» Written request: Quote the entries word for word. Omit the pictures.

——

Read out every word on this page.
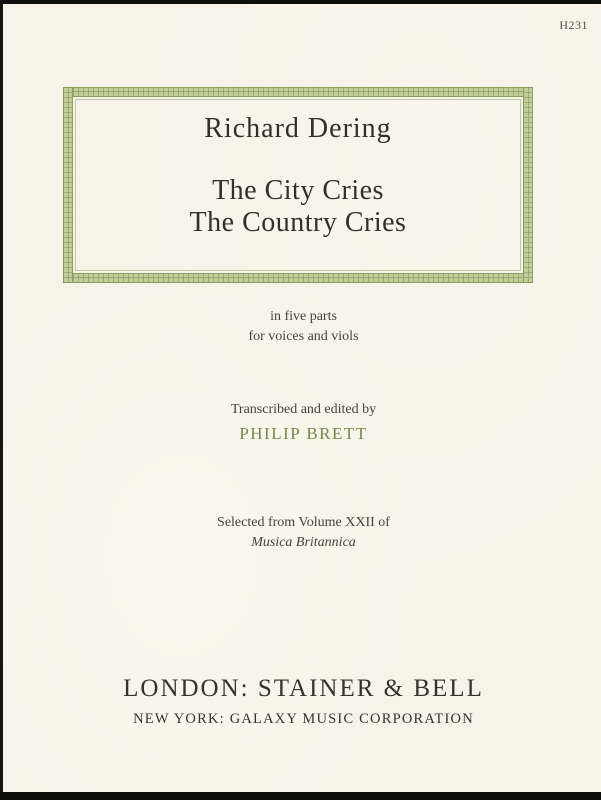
H231
Richard Dering
The City Cries
The Country Cries
in five parts
for voices and viols
Transcribed and edited by
PHILIP BRETT
Selected from Volume XXII of
Musica Britannica
LONDON: STAINER & BELL
NEW YORK: GALAXY MUSIC CORPORATION
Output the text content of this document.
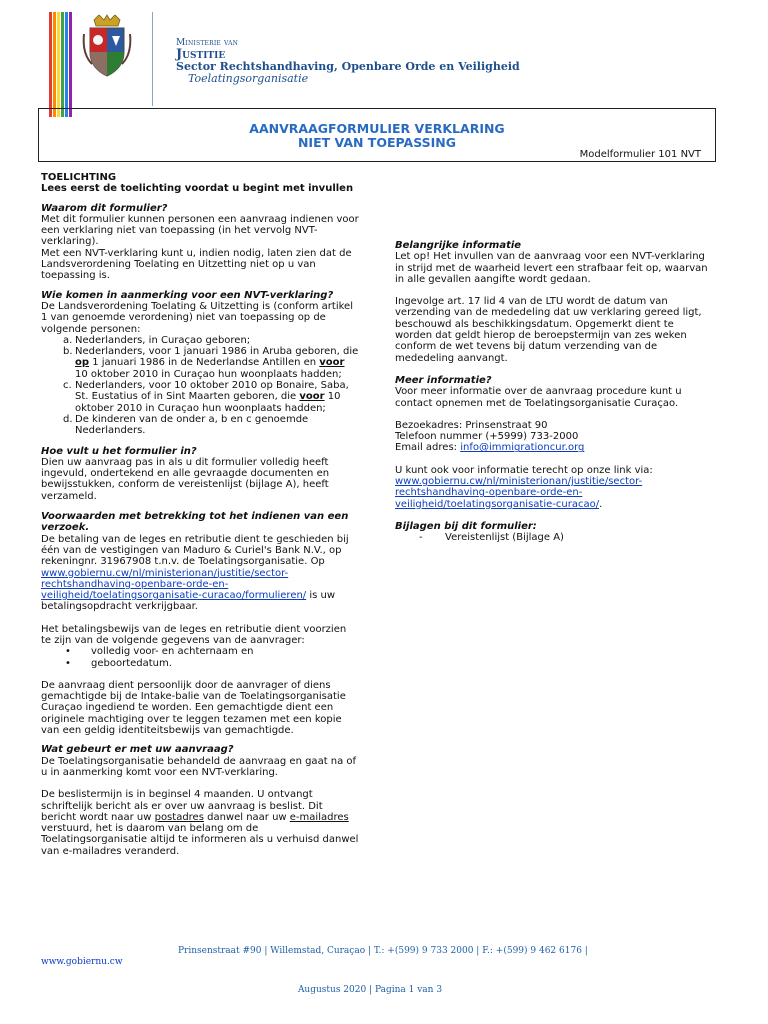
Ministerie van
Justitie
Sector Rechtshandhaving, Openbare Orde en Veiligheid
Toelatingsorganisatie
AANVRAAGFORMULIER VERKLARING
NIET VAN TOEPASSING
Modelformulier 101 NVT

TOELICHTING

Lees eerst de toelichting voordat u begint met invullen

Waarom dit formulier?

Met dit formulier kunnen personen een aanvraag indienen voor een verklaring niet van toepassing (in het vervolg NVT-verklaring).

Met een NVT-verklaring kunt u, indien nodig, laten zien dat de Landsverordening Toelating en Uitzetting niet op u van toepassing is.

Wie komen in aanmerking voor een NVT-verklaring?

De Landsverordening Toelating & Uitzetting is (conform artikel 1 van genoemde verordening) niet van toepassing op de volgende personen:

a. Nederlanders, in Curaçao geboren;
b. Nederlanders, voor 1 januari 1986 in Aruba geboren, die op 1 januari 1986 in de Nederlandse Antillen en voor 10 oktober 2010 in Curaçao hun woonplaats hadden;
c. Nederlanders, voor 10 oktober 2010 op Bonaire, Saba, St. Eustatius of in Sint Maarten geboren, die voor 10 oktober 2010 in Curaçao hun woonplaats hadden;
d. De kinderen van de onder a, b en c genoemde Nederlanders.

Hoe vult u het formulier in?

Dien uw aanvraag pas in als u dit formulier volledig heeft ingevuld, ondertekend en alle gevraagde documenten en bewijsstukken, conform de vereistenlijst (bijlage A), heeft verzameld.

Voorwaarden met betrekking tot het indienen van een verzoek.

De betaling van de leges en retributie dient te geschieden bij één van de vestigingen van Maduro & Curiel's Bank N.V., op rekeningnr. 31967908 t.n.v. de Toelatingsorganisatie. Op www.gobiernu.cw/nl/ministerionan/justitie/sector-rechtshandhaving-openbare-orde-en-veiligheid/toelatingsorganisatie-curacao/formulieren/ is uw betalingsopdracht verkrijgbaar.

Het betalingsbewijs van de leges en retributie dient voorzien te zijn van de volgende gegevens van de aanvrager:

• volledig voor- en achternaam en
• geboortedatum.

De aanvraag dient persoonlijk door de aanvrager of diens gemachtigde bij de Intake-balie van de Toelatingsorganisatie Curaçao ingediend te worden. Een gemachtigde dient een originele machtiging over te leggen tezamen met een kopie van een geldig identiteitsbewijs van gemachtigde.

Wat gebeurt er met uw aanvraag?

De Toelatingsorganisatie behandeld de aanvraag en gaat na of u in aanmerking komt voor een NVT-verklaring.

De beslistermijn is in beginsel 4 maanden. U ontvangt schriftelijk bericht als er over uw aanvraag is beslist. Dit bericht wordt naar uw postadres danwel naar uw e-mailadres verstuurd, het is daarom van belang om de Toelatingsorganisatie altijd te informeren als u verhuisd danwel van e-mailadres veranderd.

Belangrijke informatie

Let op! Het invullen van de aanvraag voor een NVT-verklaring in strijd met de waarheid levert een strafbaar feit op, waarvan in alle gevallen aangifte wordt gedaan.

Ingevolge art. 17 lid 4 van de LTU wordt de datum van verzending van de mededeling dat uw verklaring gereed ligt, beschouwd als beschikkingsdatum. Opgemerkt dient te worden dat geldt hierop de beroepstermijn van zes weken conform de wet tevens bij datum verzending van de mededeling aanvangt.

Meer informatie?

Voor meer informatie over de aanvraag procedure kunt u contact opnemen met de Toelatingsorganisatie Curaçao.

Bezoekadres: Prinsenstraat 90

Telefoon nummer (+5999) 733-2000

Email adres: info@immigrationcur.org

U kunt ook voor informatie terecht op onze link via:

www.gobiernu.cw/nl/ministerionan/justitie/sector-rechtshandhaving-openbare-orde-en-veiligheid/toelatingsorganisatie-curacao/.

Bijlagen bij dit formulier:

- Vereistenlijst (Bijlage A)
Prinsenstraat #90 | Willemstad, Curaçao | T.: +(599) 9 733 2000 | F.: +(599) 9 462 6176 |
www.gobiernu.cw
Augustus 2020 | Pagina 1 van 3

——

» Response:
Read out every word on this page.
H231
Richard Dering
The City Cries
The Country Cries
in five parts
for voices and viols
Transcribed and edited by
PHILIP BRETT
Selected from Volume XXII of
Musica Britannica
LONDON: STAINER & BELL
NEW YORK: GALAXY MUSIC CORPORATION
Output the text content of this document.
Ministerie van
Justitie
Sector Rechtshandhaving, Openbare Orde en Veiligheid
Toelatingsorganisatie
AANVRAAGFORMULIER VERKLARING
NIET VAN TOEPASSING
Modelformulier 101 NVT

TOELICHTING

Lees eerst de toelichting voordat u begint met invullen

Waarom dit formulier?

Met dit formulier kunnen personen een aanvraag indienen voor een verklaring niet van toepassing (in het vervolg NVT-verklaring).

Met een NVT-verklaring kunt u, indien nodig, laten zien dat de Landsverordening Toelating en Uitzetting niet op u van toepassing is.

Wie komen in aanmerking voor een NVT-verklaring?

De Landsverordening Toelating & Uitzetting is (conform artikel 1 van genoemde verordening) niet van toepassing op de volgende personen:

a. Nederlanders, in Curaçao geboren;
b. Nederlanders, voor 1 januari 1986 in Aruba geboren, die op 1 januari 1986 in de Nederlandse Antillen en voor 10 oktober 2010 in Curaçao hun woonplaats hadden;
c. Nederlanders, voor 10 oktober 2010 op Bonaire, Saba, St. Eustatius of in Sint Maarten geboren, die voor 10 oktober 2010 in Curaçao hun woonplaats hadden;
d. De kinderen van de onder a, b en c genoemde Nederlanders.

Hoe vult u het formulier in?

Dien uw aanvraag pas in als u dit formulier volledig heeft ingevuld, ondertekend en alle gevraagde documenten en bewijsstukken, conform de vereistenlijst (bijlage A), heeft verzameld.

Voorwaarden met betrekking tot het indienen van een verzoek.

De betaling van de leges en retributie dient te geschieden bij één van de vestigingen van Maduro & Curiel's Bank N.V., op rekeningnr. 31967908 t.n.v. de Toelatingsorganisatie. Op www.gobiernu.cw/nl/ministerionan/justitie/sector-rechtshandhaving-openbare-orde-en-veiligheid/toelatingsorganisatie-curacao/formulieren/ is uw betalingsopdracht verkrijgbaar.

Het betalingsbewijs van de leges en retributie dient voorzien te zijn van de volgende gegevens van de aanvrager:

• volledig voor- en achternaam en
• geboortedatum.

De aanvraag dient persoonlijk door de aanvrager of diens gemachtigde bij de Intake-balie van de Toelatingsorganisatie Curaçao ingediend te worden. Een gemachtigde dient een originele machtiging over te leggen tezamen met een kopie van een geldig identiteitsbewijs van gemachtigde.

Wat gebeurt er met uw aanvraag?

De Toelatingsorganisatie behandeld de aanvraag en gaat na of u in aanmerking komt voor een NVT-verklaring.

De beslistermijn is in beginsel 4 maanden. U ontvangt schriftelijk bericht als er over uw aanvraag is beslist. Dit bericht wordt naar uw postadres danwel naar uw e-mailadres verstuurd, het is daarom van belang om de Toelatingsorganisatie altijd te informeren als u verhuisd danwel van e-mailadres veranderd.

Belangrijke informatie

Let op! Het invullen van de aanvraag voor een NVT-verklaring in strijd met de waarheid levert een strafbaar feit op, waarvan in alle gevallen aangifte wordt gedaan.

Ingevolge art. 17 lid 4 van de LTU wordt de datum van verzending van de mededeling dat uw verklaring gereed ligt, beschouwd als beschikkingsdatum. Opgemerkt dient te worden dat geldt hierop de beroepstermijn van zes weken conform de wet tevens bij datum verzending van de mededeling aanvangt.

Meer informatie?

Voor meer informatie over de aanvraag procedure kunt u contact opnemen met de Toelatingsorganisatie Curaçao.

Bezoekadres: Prinsenstraat 90

Telefoon nummer (+5999) 733-2000

Email adres: info@immigrationcur.org

U kunt ook voor informatie terecht op onze link via:

www.gobiernu.cw/nl/ministerionan/justitie/sector-rechtshandhaving-openbare-orde-en-veiligheid/toelatingsorganisatie-curacao/.

Bijlagen bij dit formulier:

- Vereistenlijst (Bijlage A)
Prinsenstraat #90 | Willemstad, Curaçao | T.: +(599) 9 733 2000 | F.: +(599) 9 462 6176 |
www.gobiernu.cw
Augustus 2020 | Pagina 1 van 3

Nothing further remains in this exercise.